___ Records supplied ___

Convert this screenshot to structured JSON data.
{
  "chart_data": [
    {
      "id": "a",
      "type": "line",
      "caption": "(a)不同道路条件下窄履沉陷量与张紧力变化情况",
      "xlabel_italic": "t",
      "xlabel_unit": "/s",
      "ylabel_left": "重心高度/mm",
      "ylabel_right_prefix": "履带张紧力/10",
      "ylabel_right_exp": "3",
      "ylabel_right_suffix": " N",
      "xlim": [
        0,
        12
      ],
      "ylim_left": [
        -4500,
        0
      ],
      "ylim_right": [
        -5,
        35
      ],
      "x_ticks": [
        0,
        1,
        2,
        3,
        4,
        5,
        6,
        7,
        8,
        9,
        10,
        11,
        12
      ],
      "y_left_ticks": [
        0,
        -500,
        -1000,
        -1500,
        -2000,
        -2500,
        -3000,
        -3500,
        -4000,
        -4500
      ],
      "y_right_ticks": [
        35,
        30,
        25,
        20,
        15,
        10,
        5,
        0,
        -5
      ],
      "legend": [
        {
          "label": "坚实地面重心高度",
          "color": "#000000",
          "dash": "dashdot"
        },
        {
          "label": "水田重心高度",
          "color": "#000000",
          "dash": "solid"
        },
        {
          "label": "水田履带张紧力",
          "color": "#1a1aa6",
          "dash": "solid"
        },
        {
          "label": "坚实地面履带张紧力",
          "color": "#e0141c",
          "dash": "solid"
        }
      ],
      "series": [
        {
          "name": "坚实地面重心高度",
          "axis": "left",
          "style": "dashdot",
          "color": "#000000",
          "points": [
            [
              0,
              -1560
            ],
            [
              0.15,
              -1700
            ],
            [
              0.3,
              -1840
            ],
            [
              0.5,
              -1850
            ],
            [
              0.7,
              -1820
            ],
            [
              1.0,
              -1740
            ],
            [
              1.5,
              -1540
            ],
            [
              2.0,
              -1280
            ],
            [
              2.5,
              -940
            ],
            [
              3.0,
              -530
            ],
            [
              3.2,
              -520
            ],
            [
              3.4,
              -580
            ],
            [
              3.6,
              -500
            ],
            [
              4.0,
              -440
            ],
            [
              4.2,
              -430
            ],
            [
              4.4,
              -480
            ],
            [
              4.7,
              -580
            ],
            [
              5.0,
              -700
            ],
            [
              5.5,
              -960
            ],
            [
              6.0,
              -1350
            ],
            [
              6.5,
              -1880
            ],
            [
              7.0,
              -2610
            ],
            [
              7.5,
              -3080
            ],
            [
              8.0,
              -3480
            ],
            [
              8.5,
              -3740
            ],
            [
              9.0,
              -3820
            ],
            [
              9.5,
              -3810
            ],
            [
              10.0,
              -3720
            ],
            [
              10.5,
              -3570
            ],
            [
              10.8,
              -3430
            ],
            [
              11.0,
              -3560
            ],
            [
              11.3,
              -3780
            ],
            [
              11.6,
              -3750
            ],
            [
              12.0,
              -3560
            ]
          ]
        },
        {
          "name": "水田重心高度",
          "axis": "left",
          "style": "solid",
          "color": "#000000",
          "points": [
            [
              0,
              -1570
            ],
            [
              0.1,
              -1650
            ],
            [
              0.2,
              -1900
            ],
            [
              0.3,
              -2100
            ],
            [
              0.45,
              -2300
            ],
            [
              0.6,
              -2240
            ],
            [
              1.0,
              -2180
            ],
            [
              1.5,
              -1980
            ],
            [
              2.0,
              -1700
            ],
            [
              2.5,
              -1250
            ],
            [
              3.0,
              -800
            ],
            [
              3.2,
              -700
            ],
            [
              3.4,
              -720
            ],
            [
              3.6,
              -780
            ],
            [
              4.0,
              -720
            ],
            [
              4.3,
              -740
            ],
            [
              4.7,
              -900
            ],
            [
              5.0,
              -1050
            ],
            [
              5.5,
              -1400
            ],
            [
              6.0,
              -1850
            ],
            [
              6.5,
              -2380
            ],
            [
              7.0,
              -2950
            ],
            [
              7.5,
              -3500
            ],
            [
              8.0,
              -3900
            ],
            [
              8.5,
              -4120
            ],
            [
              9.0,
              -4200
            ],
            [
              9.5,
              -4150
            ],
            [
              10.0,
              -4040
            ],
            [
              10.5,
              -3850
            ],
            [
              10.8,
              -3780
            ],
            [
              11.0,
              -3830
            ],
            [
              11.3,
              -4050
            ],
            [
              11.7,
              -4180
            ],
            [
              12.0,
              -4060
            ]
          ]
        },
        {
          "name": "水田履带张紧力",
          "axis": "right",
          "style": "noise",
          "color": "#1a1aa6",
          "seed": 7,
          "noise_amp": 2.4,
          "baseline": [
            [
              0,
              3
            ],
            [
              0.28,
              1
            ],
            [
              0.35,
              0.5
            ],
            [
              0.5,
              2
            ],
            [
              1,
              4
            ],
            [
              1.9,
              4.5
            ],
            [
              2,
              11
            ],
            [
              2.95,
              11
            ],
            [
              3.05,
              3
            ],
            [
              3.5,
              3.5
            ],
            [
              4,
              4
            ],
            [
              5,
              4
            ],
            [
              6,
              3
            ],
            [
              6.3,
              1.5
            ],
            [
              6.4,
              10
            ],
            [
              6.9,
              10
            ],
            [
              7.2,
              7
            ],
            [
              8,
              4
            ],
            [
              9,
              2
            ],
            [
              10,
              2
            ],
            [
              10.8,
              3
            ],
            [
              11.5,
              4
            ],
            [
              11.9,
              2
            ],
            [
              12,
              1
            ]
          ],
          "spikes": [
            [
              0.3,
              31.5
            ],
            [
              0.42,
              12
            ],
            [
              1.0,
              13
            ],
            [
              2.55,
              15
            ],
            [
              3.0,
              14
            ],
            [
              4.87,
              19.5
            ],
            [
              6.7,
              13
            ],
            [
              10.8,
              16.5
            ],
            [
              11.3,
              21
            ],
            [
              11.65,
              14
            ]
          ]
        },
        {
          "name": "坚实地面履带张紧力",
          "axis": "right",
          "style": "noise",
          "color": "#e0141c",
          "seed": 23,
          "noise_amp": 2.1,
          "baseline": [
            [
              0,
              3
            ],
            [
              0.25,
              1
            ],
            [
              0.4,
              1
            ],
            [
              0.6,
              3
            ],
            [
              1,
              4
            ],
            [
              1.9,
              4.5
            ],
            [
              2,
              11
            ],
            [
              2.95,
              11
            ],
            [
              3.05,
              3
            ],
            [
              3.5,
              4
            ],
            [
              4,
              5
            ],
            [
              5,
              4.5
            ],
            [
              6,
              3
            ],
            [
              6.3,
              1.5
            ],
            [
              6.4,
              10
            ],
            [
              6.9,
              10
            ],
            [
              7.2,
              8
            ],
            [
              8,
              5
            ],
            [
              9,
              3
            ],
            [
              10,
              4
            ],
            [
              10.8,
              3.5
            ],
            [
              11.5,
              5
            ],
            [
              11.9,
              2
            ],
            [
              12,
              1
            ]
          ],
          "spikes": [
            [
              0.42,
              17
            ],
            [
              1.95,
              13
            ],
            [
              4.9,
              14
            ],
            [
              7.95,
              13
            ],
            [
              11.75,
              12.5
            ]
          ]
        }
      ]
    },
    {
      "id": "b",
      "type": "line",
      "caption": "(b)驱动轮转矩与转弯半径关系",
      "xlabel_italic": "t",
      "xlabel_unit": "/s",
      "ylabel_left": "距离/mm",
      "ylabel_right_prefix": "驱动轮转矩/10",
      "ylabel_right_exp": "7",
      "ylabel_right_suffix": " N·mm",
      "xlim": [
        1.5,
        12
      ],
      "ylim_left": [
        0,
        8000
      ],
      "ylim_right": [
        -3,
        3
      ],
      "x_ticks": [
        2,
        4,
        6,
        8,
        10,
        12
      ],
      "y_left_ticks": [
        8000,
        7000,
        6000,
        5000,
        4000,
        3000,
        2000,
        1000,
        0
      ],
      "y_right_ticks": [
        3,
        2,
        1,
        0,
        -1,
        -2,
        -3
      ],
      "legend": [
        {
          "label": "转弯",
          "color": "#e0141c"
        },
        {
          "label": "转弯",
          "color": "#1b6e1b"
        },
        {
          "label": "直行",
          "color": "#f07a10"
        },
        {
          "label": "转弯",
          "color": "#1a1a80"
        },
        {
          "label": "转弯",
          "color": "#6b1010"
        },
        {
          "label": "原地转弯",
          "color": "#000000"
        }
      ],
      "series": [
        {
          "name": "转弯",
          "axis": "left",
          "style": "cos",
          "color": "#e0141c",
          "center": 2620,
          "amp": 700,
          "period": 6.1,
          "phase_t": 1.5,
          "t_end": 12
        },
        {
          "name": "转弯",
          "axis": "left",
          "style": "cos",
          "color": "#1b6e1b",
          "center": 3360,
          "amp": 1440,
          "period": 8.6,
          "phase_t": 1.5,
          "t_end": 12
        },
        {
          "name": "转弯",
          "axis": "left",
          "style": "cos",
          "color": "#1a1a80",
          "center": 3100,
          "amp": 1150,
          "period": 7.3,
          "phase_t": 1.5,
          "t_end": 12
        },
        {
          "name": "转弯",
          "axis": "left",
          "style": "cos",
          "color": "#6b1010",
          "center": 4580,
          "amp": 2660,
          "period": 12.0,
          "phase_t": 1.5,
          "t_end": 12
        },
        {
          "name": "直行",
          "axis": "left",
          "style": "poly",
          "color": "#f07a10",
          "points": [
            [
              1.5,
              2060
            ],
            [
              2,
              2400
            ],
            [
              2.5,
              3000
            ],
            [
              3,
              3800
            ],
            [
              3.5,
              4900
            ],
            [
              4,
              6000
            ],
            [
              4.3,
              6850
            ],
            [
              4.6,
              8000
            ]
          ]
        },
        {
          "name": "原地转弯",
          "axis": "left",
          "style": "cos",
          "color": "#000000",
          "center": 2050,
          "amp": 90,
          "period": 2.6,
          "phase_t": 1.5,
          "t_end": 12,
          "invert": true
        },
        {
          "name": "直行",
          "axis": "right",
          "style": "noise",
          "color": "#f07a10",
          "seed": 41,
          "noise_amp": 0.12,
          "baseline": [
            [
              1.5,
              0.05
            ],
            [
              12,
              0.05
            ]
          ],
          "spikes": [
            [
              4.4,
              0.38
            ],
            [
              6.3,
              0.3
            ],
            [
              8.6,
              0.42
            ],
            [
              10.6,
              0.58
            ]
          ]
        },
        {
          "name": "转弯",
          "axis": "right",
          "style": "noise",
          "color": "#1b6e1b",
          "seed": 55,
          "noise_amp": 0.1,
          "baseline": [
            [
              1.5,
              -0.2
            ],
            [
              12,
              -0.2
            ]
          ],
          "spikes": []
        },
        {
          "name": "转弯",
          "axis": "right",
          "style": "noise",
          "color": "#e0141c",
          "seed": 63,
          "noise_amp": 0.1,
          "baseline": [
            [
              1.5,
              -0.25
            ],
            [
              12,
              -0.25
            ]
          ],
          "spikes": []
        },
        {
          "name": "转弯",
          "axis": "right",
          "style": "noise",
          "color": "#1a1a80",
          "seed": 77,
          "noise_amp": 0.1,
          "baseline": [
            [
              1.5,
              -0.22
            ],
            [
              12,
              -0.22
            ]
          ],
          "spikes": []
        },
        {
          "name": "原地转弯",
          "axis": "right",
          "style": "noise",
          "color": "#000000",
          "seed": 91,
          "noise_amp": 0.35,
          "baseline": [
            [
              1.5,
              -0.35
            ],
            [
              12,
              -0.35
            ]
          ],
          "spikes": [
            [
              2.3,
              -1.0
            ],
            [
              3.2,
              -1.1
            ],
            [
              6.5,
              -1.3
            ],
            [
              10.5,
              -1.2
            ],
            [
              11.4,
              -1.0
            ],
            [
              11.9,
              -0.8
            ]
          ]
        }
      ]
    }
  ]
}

___

Which lines contain "seed"? Show each of them.

          "seed": 7,
          "seed": 23,
          "seed": 41,
          "seed": 55,
          "seed": 63,
          "seed": 77,
          "seed": 91,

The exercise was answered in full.